## DATASET EXCERPTS:
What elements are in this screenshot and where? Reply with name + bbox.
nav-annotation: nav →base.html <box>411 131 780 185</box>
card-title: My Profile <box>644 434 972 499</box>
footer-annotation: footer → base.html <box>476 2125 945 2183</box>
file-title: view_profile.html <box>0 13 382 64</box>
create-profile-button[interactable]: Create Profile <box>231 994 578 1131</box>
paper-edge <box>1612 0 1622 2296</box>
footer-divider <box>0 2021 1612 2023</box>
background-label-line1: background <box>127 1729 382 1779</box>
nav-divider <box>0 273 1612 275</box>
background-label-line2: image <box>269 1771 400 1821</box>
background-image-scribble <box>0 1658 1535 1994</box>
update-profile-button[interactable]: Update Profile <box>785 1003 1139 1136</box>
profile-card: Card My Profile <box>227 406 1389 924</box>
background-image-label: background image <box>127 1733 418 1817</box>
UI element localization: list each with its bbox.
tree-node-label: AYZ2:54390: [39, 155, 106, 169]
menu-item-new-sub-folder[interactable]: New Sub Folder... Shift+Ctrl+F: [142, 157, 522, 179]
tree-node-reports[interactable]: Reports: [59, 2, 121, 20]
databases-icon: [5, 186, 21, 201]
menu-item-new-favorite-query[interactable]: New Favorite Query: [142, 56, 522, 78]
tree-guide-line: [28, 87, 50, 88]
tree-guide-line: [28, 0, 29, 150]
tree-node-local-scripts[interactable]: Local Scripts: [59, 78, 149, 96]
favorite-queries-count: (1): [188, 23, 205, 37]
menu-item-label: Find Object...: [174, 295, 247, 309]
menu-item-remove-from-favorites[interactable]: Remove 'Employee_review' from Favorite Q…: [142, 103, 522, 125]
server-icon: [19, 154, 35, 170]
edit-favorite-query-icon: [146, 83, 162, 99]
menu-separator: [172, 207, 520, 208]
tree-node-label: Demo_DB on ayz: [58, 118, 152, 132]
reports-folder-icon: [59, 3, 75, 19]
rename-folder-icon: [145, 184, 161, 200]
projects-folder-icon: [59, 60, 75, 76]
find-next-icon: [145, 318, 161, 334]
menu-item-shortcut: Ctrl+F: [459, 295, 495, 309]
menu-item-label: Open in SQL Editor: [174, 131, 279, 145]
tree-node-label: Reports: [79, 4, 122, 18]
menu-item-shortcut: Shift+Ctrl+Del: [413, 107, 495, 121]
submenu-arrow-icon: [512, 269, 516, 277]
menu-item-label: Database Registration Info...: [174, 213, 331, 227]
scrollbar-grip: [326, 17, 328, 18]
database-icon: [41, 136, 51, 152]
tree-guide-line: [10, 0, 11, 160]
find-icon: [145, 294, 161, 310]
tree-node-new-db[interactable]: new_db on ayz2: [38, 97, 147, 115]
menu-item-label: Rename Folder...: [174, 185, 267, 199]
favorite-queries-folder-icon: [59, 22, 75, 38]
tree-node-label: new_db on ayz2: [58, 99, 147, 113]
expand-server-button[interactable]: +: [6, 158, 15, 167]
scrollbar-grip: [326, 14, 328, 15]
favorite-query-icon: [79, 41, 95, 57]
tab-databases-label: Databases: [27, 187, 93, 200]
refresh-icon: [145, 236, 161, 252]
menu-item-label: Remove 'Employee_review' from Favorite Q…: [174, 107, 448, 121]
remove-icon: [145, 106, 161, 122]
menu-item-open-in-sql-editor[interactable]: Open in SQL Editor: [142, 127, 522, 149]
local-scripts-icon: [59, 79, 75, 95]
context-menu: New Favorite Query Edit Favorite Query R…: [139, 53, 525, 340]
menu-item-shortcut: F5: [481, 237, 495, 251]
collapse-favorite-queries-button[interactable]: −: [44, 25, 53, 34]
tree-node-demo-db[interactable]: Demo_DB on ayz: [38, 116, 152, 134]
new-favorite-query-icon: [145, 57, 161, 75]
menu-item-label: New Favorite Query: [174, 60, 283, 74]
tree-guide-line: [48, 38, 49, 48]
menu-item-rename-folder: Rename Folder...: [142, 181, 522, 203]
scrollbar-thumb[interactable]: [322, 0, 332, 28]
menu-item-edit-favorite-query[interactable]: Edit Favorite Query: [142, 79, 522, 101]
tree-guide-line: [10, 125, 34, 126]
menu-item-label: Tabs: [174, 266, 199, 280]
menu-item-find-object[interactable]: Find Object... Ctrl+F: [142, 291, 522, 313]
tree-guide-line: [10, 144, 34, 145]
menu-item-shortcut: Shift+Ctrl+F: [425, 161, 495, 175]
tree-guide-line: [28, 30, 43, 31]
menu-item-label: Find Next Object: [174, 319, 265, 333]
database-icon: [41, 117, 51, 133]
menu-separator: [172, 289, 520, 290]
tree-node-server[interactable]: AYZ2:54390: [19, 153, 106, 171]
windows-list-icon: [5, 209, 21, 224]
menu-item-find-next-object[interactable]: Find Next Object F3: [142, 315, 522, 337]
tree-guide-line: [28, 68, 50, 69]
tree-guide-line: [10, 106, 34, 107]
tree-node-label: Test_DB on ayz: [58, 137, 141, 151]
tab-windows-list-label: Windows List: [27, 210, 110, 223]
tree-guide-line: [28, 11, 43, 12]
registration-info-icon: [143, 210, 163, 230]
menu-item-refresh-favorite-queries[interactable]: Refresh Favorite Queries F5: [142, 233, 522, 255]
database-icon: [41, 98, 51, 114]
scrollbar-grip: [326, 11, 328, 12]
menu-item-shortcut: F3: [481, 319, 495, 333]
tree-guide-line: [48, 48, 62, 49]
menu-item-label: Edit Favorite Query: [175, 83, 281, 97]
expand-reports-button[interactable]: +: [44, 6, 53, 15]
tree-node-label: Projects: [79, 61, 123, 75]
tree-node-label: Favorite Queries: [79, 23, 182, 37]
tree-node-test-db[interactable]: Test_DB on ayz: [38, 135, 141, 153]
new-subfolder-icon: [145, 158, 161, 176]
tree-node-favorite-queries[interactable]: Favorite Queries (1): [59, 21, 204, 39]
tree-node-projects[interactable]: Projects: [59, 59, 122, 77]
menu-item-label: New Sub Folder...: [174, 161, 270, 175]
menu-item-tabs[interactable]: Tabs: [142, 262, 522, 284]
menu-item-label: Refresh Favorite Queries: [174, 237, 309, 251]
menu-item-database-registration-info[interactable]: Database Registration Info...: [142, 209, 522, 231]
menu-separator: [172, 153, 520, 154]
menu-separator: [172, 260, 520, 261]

## TASK GOAL:
Report every row above that contains the string "Object", copying each one in full, with case counting in the match.

## ANSWER FOR THE TASK:
menu-item-label: Find Object...: [174, 295, 247, 309]
menu-item-find-object[interactable]: Find Object... Ctrl+F: [142, 291, 522, 313]
menu-item-label: Find Next Object: [174, 319, 265, 333]
menu-item-find-next-object[interactable]: Find Next Object F3: [142, 315, 522, 337]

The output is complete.